Copy out each line of the data that holds the word "中等职业学校学生资助政策体系".
--- begin DATA LISTING ---
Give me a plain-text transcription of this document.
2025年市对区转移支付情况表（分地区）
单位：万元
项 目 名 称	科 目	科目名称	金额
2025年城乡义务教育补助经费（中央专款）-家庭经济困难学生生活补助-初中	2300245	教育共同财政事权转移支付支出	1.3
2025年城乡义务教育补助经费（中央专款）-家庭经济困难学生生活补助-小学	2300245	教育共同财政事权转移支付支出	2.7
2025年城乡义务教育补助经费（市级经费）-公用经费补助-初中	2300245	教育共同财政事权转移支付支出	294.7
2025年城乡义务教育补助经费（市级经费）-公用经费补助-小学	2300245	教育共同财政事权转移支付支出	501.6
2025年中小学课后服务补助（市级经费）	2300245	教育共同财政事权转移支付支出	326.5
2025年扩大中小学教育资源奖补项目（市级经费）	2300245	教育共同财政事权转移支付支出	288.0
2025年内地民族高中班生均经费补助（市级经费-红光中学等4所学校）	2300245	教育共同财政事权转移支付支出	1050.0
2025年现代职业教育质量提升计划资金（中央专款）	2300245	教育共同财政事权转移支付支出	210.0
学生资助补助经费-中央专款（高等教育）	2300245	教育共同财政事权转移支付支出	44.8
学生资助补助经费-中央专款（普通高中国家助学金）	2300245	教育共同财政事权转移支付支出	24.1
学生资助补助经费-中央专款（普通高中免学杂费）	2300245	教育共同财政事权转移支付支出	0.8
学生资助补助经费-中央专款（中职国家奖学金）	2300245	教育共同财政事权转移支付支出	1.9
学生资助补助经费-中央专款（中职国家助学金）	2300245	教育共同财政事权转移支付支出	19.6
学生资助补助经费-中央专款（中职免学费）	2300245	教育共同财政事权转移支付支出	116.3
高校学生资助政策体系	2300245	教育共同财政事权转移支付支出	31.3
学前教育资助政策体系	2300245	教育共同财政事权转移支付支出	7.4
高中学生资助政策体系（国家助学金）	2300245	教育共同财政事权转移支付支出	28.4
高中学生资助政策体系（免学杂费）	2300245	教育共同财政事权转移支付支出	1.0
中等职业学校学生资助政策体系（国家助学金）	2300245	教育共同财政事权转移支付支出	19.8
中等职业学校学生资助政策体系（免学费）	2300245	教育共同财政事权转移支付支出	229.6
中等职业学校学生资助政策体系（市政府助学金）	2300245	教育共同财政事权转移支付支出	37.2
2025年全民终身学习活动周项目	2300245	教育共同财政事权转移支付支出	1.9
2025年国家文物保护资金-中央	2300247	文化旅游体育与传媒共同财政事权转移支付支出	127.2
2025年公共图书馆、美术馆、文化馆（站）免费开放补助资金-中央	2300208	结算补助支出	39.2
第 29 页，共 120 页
--- end DATA LISTING ---
__SOLVED PROBLEM__:
中等职业学校学生资助政策体系（国家助学金）	2300245	教育共同财政事权转移支付支出	19.8
中等职业学校学生资助政策体系（免学费）	2300245	教育共同财政事权转移支付支出	229.6
中等职业学校学生资助政策体系（市政府助学金）	2300245	教育共同财政事权转移支付支出	37.2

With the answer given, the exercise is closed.